BEGIN RECORDS FOR THE EXERCISE
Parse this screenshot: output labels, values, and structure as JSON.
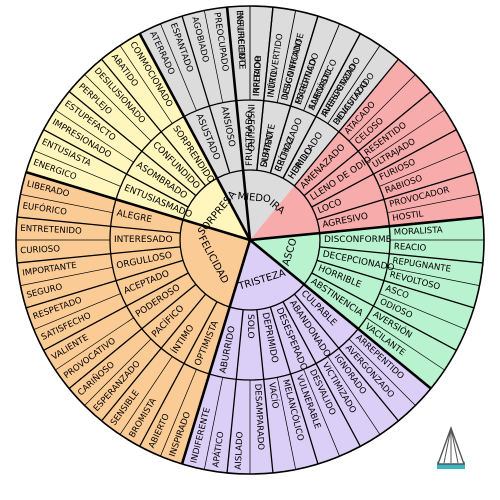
{
  "wheel": {
    "emotions": [
      {
        "core": "IRA",
        "color": "#f7abab",
        "middle": [
          {
            "word": "FRUSTRADO",
            "outer": [
              "ENFURECIDO",
              "IRRITADO"
            ]
          },
          {
            "word": "DISTANTE",
            "outer": [
              "INTROVERTIDO",
              "DESCONFIADO"
            ]
          },
          {
            "word": "CRÍTICO",
            "outer": [
              "ESCÉPTICO",
              "SARCÁSTICO"
            ]
          },
          {
            "word": "HERIDO",
            "outer": [
              "AVERGONZADO",
              "DEVASTADO"
            ]
          },
          {
            "word": "AMENAZADO",
            "outer": [
              "ATACADO",
              "CELOSO"
            ]
          },
          {
            "word": "LLENO DE ODIO",
            "outer": [
              "RESENTIDO",
              "ULTRAJADO"
            ]
          },
          {
            "word": "LOCO",
            "outer": [
              "FURIOSO",
              "RABIOSO"
            ]
          },
          {
            "word": "AGRESIVO",
            "outer": [
              "PROVOCADOR",
              "HOSTIL"
            ]
          }
        ]
      },
      {
        "core": "ASCO",
        "color": "#b8f2cf",
        "middle": [
          {
            "word": "DISCONFORME",
            "outer": [
              "MORALISTA",
              "REACIO"
            ]
          },
          {
            "word": "DECEPCIONADO",
            "outer": [
              "REPUGNANTE",
              "REVOLTOSO"
            ]
          },
          {
            "word": "HORRIBLE",
            "outer": [
              "ASCO",
              "ODIOSO"
            ]
          },
          {
            "word": "ABSTINENCIA",
            "outer": [
              "AVERSIÓN",
              "VACILANTE"
            ]
          }
        ]
      },
      {
        "core": "TRISTEZA",
        "color": "#dccff7",
        "middle": [
          {
            "word": "CULPABLE",
            "outer": [
              "ARREPENTIDO",
              "AVERGONZADO"
            ]
          },
          {
            "word": "ABANDONADO",
            "outer": [
              "IGNORADO",
              "VICTIMIZADO"
            ]
          },
          {
            "word": "DESESPERADO",
            "outer": [
              "DESVALIDO",
              "VULNERABLE"
            ]
          },
          {
            "word": "DEPRIMIDO",
            "outer": [
              "MELANCÓLICO",
              "VACÍO"
            ]
          },
          {
            "word": "SOLO",
            "outer": [
              "DESAMPARADO",
              "AISLADO"
            ]
          },
          {
            "word": "ABURRIDO",
            "outer": [
              "APÁTICO",
              "INDIFERENTE"
            ]
          }
        ]
      },
      {
        "core": "FELICIDAD",
        "color": "#fbcb95",
        "middle": [
          {
            "word": "OPTIMISTA",
            "outer": [
              "INSPIRADO",
              "ABIERTO"
            ]
          },
          {
            "word": "ÍNTIMO",
            "outer": [
              "BROMISTA",
              "SENSIBLE"
            ]
          },
          {
            "word": "PACÍFICO",
            "outer": [
              "ESPERANZADO",
              "CARIÑOSO"
            ]
          },
          {
            "word": "PODEROSO",
            "outer": [
              "PROVOCATIVO",
              "VALIENTE"
            ]
          },
          {
            "word": "ACEPTADO",
            "outer": [
              "SATISFECHO",
              "RESPETADO"
            ]
          },
          {
            "word": "ORGULLOSO",
            "outer": [
              "SEGURO",
              "IMPORTANTE"
            ]
          },
          {
            "word": "INTERESADO",
            "outer": [
              "CURIOSO",
              "ENTRETENIDO"
            ]
          },
          {
            "word": "ALEGRE",
            "outer": [
              "EUFÓRICO",
              "LIBERADO"
            ]
          }
        ]
      },
      {
        "core": "SORPRESA",
        "color": "#fef6bc",
        "middle": [
          {
            "word": "ENTUSIASMADO",
            "outer": [
              "ENERGICO",
              "ENTUSIASTA"
            ]
          },
          {
            "word": "ASOMBRADO",
            "outer": [
              "IMPRESIONADO",
              "ESTUPEFACTO"
            ]
          },
          {
            "word": "CONFUNDIDO",
            "outer": [
              "PERPLEJO",
              "DESILUSIONADO"
            ]
          },
          {
            "word": "SORPRENDIDO",
            "outer": [
              "ABATIDO",
              "CONMOCIONADO"
            ]
          }
        ]
      },
      {
        "core": "MIEDO",
        "color": "#dcdcdc",
        "middle": [
          {
            "word": "ASUSTADO",
            "outer": [
              "ATERRADO",
              "ESPANTADO"
            ]
          },
          {
            "word": "ANSIOSO",
            "outer": [
              "AGOBIADO",
              "PREOCUPADO"
            ]
          },
          {
            "word": "INSEGURO",
            "outer": [
              "INSUFICIENTE",
              "INFERIOR"
            ]
          },
          {
            "word": "SUMISO",
            "outer": [
              "INÚTIL",
              "INSIGNIFICANTE"
            ]
          },
          {
            "word": "RECHAZADO",
            "outer": [
              "MARGINADO",
              "ALIENADO"
            ]
          },
          {
            "word": "HUMILLADO",
            "outer": [
              "IRRESPETADO",
              "RIDICULIZADO"
            ]
          }
        ]
      }
    ]
  }
}
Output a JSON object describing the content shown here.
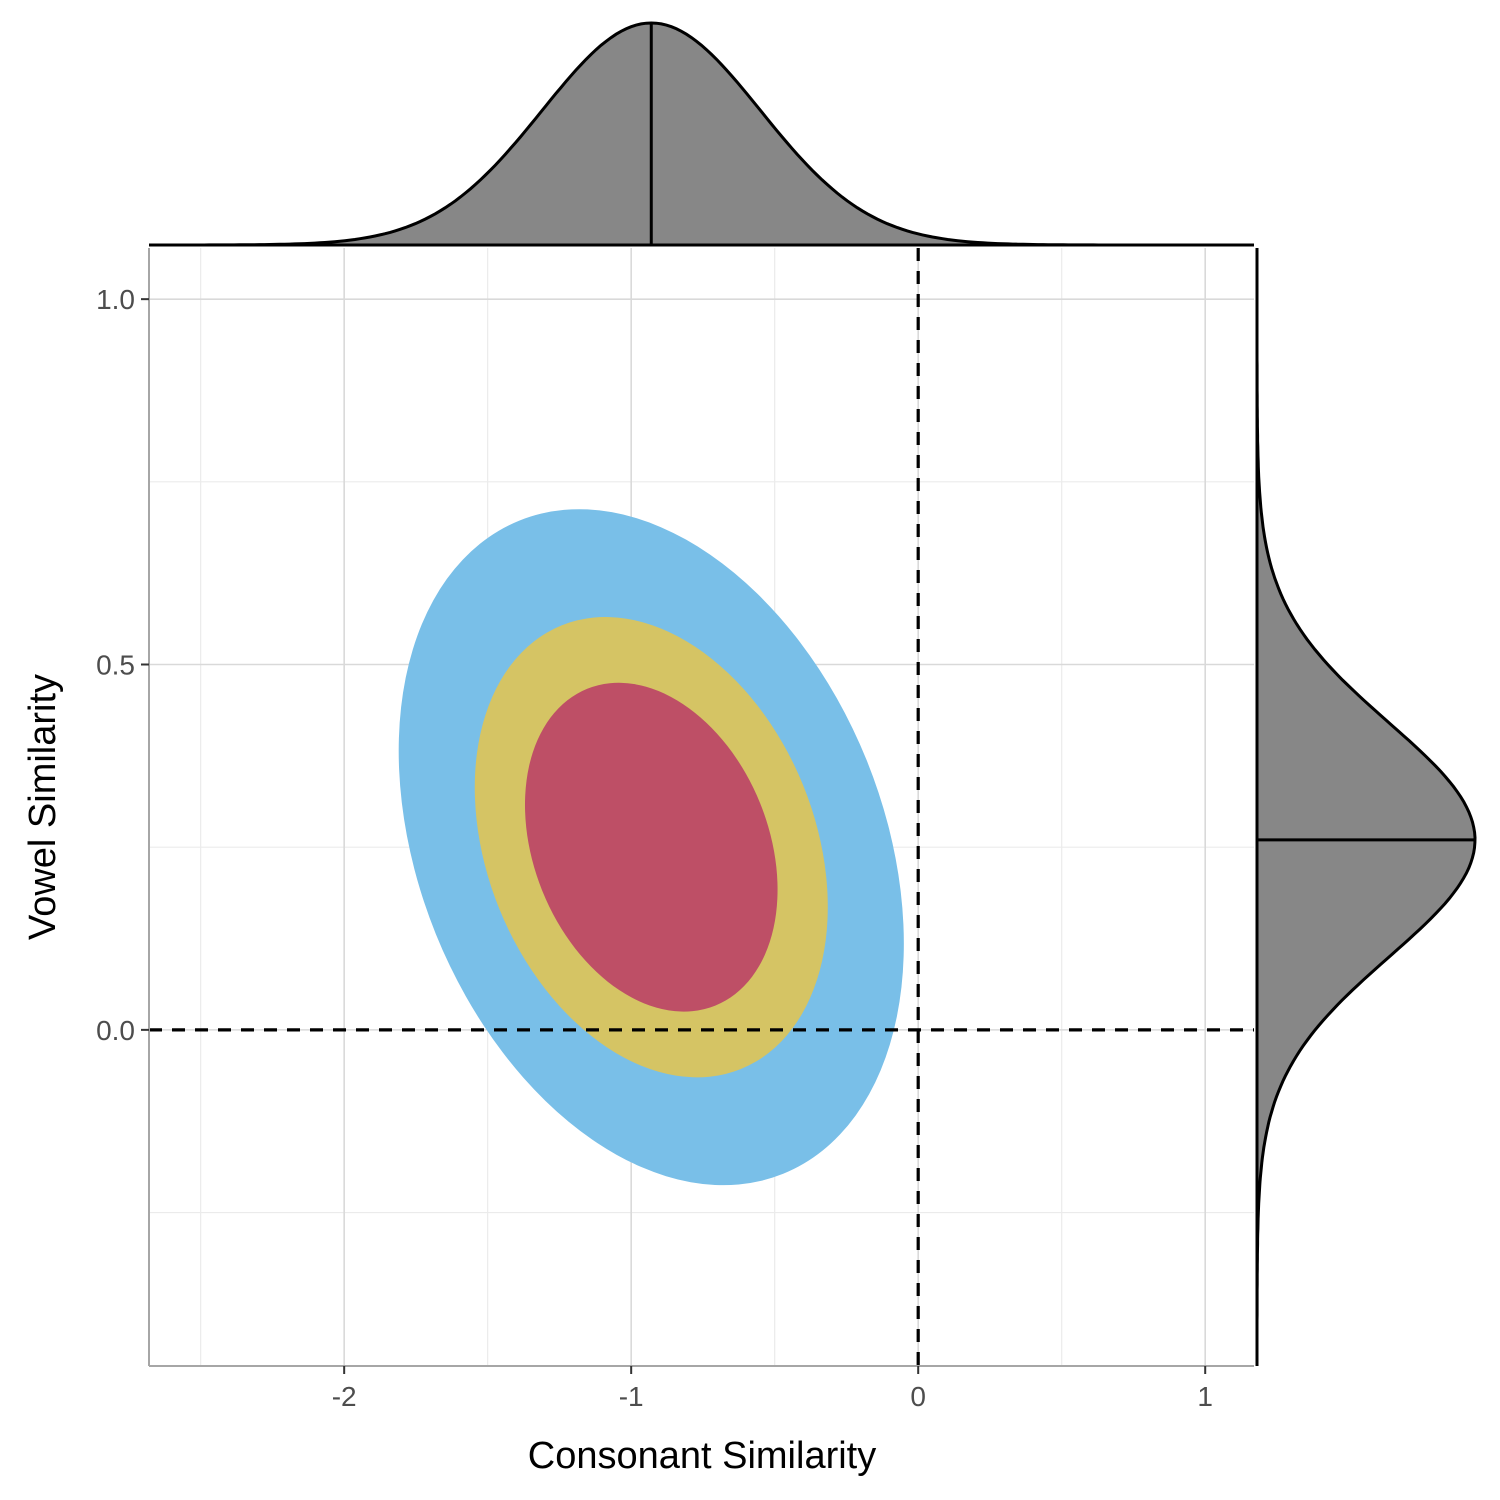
END RECORDS FOR THE EXERCISE
- YOUR TASK -
In this exercise, set down all of the data exactly, without the pictures.

- EXERCISE RESULT -
Parse this screenshot: output labels, values, and structure as JSON.
{
  "wheel": {
    "emotions": [
      {
        "core": "IRA",
        "color": "#f7abab",
        "middle": [
          {
            "word": "FRUSTRADO",
            "outer": [
              "ENFURECIDO",
              "IRRITADO"
            ]
          },
          {
            "word": "DISTANTE",
            "outer": [
              "INTROVERTIDO",
              "DESCONFIADO"
            ]
          },
          {
            "word": "CRÍTICO",
            "outer": [
              "ESCÉPTICO",
              "SARCÁSTICO"
            ]
          },
          {
            "word": "HERIDO",
            "outer": [
              "AVERGONZADO",
              "DEVASTADO"
            ]
          },
          {
            "word": "AMENAZADO",
            "outer": [
              "ATACADO",
              "CELOSO"
            ]
          },
          {
            "word": "LLENO DE ODIO",
            "outer": [
              "RESENTIDO",
              "ULTRAJADO"
            ]
          },
          {
            "word": "LOCO",
            "outer": [
              "FURIOSO",
              "RABIOSO"
            ]
          },
          {
            "word": "AGRESIVO",
            "outer": [
              "PROVOCADOR",
              "HOSTIL"
            ]
          }
        ]
      },
      {
        "core": "ASCO",
        "color": "#b8f2cf",
        "middle": [
          {
            "word": "DISCONFORME",
            "outer": [
              "MORALISTA",
              "REACIO"
            ]
          },
          {
            "word": "DECEPCIONADO",
            "outer": [
              "REPUGNANTE",
              "REVOLTOSO"
            ]
          },
          {
            "word": "HORRIBLE",
            "outer": [
              "ASCO",
              "ODIOSO"
            ]
          },
          {
            "word": "ABSTINENCIA",
            "outer": [
              "AVERSIÓN",
              "VACILANTE"
            ]
          }
        ]
      },
      {
        "core": "TRISTEZA",
        "color": "#dccff7",
        "middle": [
          {
            "word": "CULPABLE",
            "outer": [
              "ARREPENTIDO",
              "AVERGONZADO"
            ]
          },
          {
            "word": "ABANDONADO",
            "outer": [
              "IGNORADO",
              "VICTIMIZADO"
            ]
          },
          {
            "word": "DESESPERADO",
            "outer": [
              "DESVALIDO",
              "VULNERABLE"
            ]
          },
          {
            "word": "DEPRIMIDO",
            "outer": [
              "MELANCÓLICO",
              "VACÍO"
            ]
          },
          {
            "word": "SOLO",
            "outer": [
              "DESAMPARADO",
              "AISLADO"
            ]
          },
          {
            "word": "ABURRIDO",
            "outer": [
              "APÁTICO",
              "INDIFERENTE"
            ]
          }
        ]
      },
      {
        "core": "FELICIDAD",
        "color": "#fbcb95",
        "middle": [
          {
            "word": "OPTIMISTA",
            "outer": [
              "INSPIRADO",
              "ABIERTO"
            ]
          },
          {
            "word": "ÍNTIMO",
            "outer": [
              "BROMISTA",
              "SENSIBLE"
            ]
          },
          {
            "word": "PACÍFICO",
            "outer": [
              "ESPERANZADO",
              "CARIÑOSO"
            ]
          },
          {
            "word": "PODEROSO",
            "outer": [
              "PROVOCATIVO",
              "VALIENTE"
            ]
          },
          {
            "word": "ACEPTADO",
            "outer": [
              "SATISFECHO",
              "RESPETADO"
            ]
          },
          {
            "word": "ORGULLOSO",
            "outer": [
              "SEGURO",
              "IMPORTANTE"
            ]
          },
          {
            "word": "INTERESADO",
            "outer": [
              "CURIOSO",
              "ENTRETENIDO"
            ]
          },
          {
            "word": "ALEGRE",
            "outer": [
              "EUFÓRICO",
              "LIBERADO"
            ]
          }
        ]
      },
      {
        "core": "SORPRESA",
        "color": "#fef6bc",
        "middle": [
          {
            "word": "ENTUSIASMADO",
            "outer": [
              "ENERGICO",
              "ENTUSIASTA"
            ]
          },
          {
            "word": "ASOMBRADO",
            "outer": [
              "IMPRESIONADO",
              "ESTUPEFACTO"
            ]
          },
          {
            "word": "CONFUNDIDO",
            "outer": [
              "PERPLEJO",
              "DESILUSIONADO"
            ]
          },
          {
            "word": "SORPRENDIDO",
            "outer": [
              "ABATIDO",
              "CONMOCIONADO"
            ]
          }
        ]
      },
      {
        "core": "MIEDO",
        "color": "#dcdcdc",
        "middle": [
          {
            "word": "ASUSTADO",
            "outer": [
              "ATERRADO",
              "ESPANTADO"
            ]
          },
          {
            "word": "ANSIOSO",
            "outer": [
              "AGOBIADO",
              "PREOCUPADO"
            ]
          },
          {
            "word": "INSEGURO",
            "outer": [
              "INSUFICIENTE",
              "INFERIOR"
            ]
          },
          {
            "word": "SUMISO",
            "outer": [
              "INÚTIL",
              "INSIGNIFICANTE"
            ]
          },
          {
            "word": "RECHAZADO",
            "outer": [
              "MARGINADO",
              "ALIENADO"
            ]
          },
          {
            "word": "HUMILLADO",
            "outer": [
              "IRRESPETADO",
              "RIDICULIZADO"
            ]
          }
        ]
      }
    ]
  }
}
Output a JSON object describing the content shown here.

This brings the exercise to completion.